**Selected excerpt**
————————

Personal information
- Full name: Dobrivoje Marković
- Born: 22 April 1986 (age 39) Teslić, SR Bosnia-Herzegovina, SFR Yugoslavia
- Nationality: Serbian
- Height: 1.88 m (6 ft 2 in)
- Playing position: Left wing

Club information
- Current club: Hercegovac Gajdobra

Youth career
- Team
- Jugović

Senior clubs
- Years: Team
- 2002–2008: Jugović
- 2008–2011: Cuenca
- 2011–2015: Vardar
- 2015–2018: Zagreb
- 2018–2019: Železničar 1949
- 2019: Novi Pazar
- 2020: Jugović
- 2020–: Hercegovac Gajdobra

National team
- Years: Team / Apps / (Gls)
- 2006–2019: Serbia / 110 / (223)

Medal record
Men's handball
Representing Serbia and Montenegro
U19 World Championship
| Gold medal – first place | 2005 Qatar | Team |
U18 European Championship
| Gold medal – first place | 2004 Serbia and Montenegro | Team |
Representing Serbia
European Championship
| Silver medal – second place | 2012 Serbia | Team |
Mediterranean Games
| Gold medal – first place | 2009 Pescara | Team |

= Dobrivoje Marković =

Serbian handball player (born 1986)

————————

**Supplied records**
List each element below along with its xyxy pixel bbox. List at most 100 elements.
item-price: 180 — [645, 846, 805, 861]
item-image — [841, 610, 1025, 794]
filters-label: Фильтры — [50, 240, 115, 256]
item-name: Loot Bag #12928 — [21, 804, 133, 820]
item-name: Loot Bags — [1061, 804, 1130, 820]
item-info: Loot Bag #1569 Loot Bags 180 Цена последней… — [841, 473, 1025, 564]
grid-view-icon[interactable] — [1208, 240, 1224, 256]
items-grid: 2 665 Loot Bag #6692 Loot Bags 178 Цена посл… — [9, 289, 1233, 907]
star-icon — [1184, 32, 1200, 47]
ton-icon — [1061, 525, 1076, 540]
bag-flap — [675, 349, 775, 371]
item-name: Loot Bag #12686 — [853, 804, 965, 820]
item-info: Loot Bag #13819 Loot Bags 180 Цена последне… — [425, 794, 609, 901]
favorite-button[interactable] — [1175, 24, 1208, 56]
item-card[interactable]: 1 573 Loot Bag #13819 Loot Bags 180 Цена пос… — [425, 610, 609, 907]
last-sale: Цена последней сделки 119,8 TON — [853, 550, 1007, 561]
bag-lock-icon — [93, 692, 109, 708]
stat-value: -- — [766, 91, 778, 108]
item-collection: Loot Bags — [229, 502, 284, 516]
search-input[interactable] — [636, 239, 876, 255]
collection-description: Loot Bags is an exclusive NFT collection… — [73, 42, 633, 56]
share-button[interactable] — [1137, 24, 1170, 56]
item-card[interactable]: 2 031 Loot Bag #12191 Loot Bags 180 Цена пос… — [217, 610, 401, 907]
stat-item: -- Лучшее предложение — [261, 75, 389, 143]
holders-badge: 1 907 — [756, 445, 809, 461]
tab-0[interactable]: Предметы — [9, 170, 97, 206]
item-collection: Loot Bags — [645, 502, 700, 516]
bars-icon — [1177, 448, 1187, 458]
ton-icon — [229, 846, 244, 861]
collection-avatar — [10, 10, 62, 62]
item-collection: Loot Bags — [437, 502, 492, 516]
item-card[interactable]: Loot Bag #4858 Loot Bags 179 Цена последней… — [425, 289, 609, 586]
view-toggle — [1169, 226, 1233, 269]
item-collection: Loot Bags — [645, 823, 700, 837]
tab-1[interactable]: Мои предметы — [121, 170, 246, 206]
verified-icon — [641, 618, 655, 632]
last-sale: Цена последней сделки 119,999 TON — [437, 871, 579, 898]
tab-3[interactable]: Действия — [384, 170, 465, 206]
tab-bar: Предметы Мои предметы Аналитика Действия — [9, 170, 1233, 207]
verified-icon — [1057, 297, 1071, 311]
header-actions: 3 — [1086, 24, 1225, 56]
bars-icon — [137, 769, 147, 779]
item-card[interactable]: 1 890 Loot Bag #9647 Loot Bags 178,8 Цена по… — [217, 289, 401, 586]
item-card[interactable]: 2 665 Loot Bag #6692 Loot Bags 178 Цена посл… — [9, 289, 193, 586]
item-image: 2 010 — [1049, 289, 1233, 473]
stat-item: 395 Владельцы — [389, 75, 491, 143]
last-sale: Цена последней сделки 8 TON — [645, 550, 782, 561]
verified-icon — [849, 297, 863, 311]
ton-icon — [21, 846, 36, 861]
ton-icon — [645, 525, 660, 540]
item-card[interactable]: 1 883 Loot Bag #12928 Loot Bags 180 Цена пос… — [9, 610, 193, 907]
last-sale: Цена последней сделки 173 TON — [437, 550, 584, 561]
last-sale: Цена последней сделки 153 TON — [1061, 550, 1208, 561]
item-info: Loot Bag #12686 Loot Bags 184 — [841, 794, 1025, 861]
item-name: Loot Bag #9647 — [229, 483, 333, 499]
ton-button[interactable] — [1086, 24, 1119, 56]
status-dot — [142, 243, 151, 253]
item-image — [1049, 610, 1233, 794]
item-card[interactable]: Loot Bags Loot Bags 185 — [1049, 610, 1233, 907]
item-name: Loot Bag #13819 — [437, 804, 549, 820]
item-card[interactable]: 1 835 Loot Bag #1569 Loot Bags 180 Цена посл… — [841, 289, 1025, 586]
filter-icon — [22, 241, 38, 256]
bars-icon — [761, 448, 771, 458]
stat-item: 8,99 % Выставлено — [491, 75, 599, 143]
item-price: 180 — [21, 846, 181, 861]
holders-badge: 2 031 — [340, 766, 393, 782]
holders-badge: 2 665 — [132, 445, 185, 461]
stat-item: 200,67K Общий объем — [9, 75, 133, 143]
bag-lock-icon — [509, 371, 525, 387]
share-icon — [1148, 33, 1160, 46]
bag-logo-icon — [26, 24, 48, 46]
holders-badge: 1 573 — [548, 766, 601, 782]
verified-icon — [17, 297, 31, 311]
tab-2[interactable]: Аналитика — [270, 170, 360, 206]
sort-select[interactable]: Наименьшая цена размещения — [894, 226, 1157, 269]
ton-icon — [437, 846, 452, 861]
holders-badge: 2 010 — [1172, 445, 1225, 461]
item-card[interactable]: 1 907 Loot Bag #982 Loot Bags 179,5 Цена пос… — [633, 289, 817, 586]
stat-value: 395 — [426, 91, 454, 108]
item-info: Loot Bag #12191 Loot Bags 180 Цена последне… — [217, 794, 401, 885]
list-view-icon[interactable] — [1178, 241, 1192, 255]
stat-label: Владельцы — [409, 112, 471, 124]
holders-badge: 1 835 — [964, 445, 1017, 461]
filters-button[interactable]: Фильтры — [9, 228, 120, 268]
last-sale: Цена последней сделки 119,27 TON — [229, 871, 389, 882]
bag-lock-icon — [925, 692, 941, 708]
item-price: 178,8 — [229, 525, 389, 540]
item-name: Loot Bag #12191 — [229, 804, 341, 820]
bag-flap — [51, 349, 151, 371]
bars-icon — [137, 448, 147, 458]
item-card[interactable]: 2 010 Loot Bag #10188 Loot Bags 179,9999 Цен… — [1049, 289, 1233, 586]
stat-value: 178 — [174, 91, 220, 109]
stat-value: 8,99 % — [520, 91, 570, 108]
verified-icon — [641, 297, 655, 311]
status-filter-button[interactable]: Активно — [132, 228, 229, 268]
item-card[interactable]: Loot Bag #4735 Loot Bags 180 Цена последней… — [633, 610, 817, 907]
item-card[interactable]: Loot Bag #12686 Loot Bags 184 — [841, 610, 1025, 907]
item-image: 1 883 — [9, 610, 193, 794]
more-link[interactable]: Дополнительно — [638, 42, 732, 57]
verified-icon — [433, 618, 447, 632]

————————

**What you will do**
(1) In the profile of Dobrivoje Marković, which club is listed for the years 2011–2015?
(2) Extend the profile of Dobrivoje Marković by picking up after its final line.

**Results for each task**
(1) Vardar

(2)
Dobrivoje Marković (Добривоје Марковић; born 22 April 1986) is a Serbian handball player for Hercegovac Gajdobra.

==Club career==
After starting out at Jugović, Marković moved to Spain and joined Cuenca in 2008. He also played abroad for Vardar and Zagreb, winning numerous trophies. In 2018, Marković returned to his homeland and signed with Železničar 1949.

==International career==

===Youth===
At youth level, Marković was a regular member of the Serbia and Montenegro winning squad at the 2004 European Under-18 Championship. He also helped the nation win the gold medal at the 2005 World Under-19 Championship.

===Senior===
A full Serbia international since its inception, Marković was a member of the team that won the silver medal at the 2012 European Championship. He also participated in the 2012 Summer Olympics.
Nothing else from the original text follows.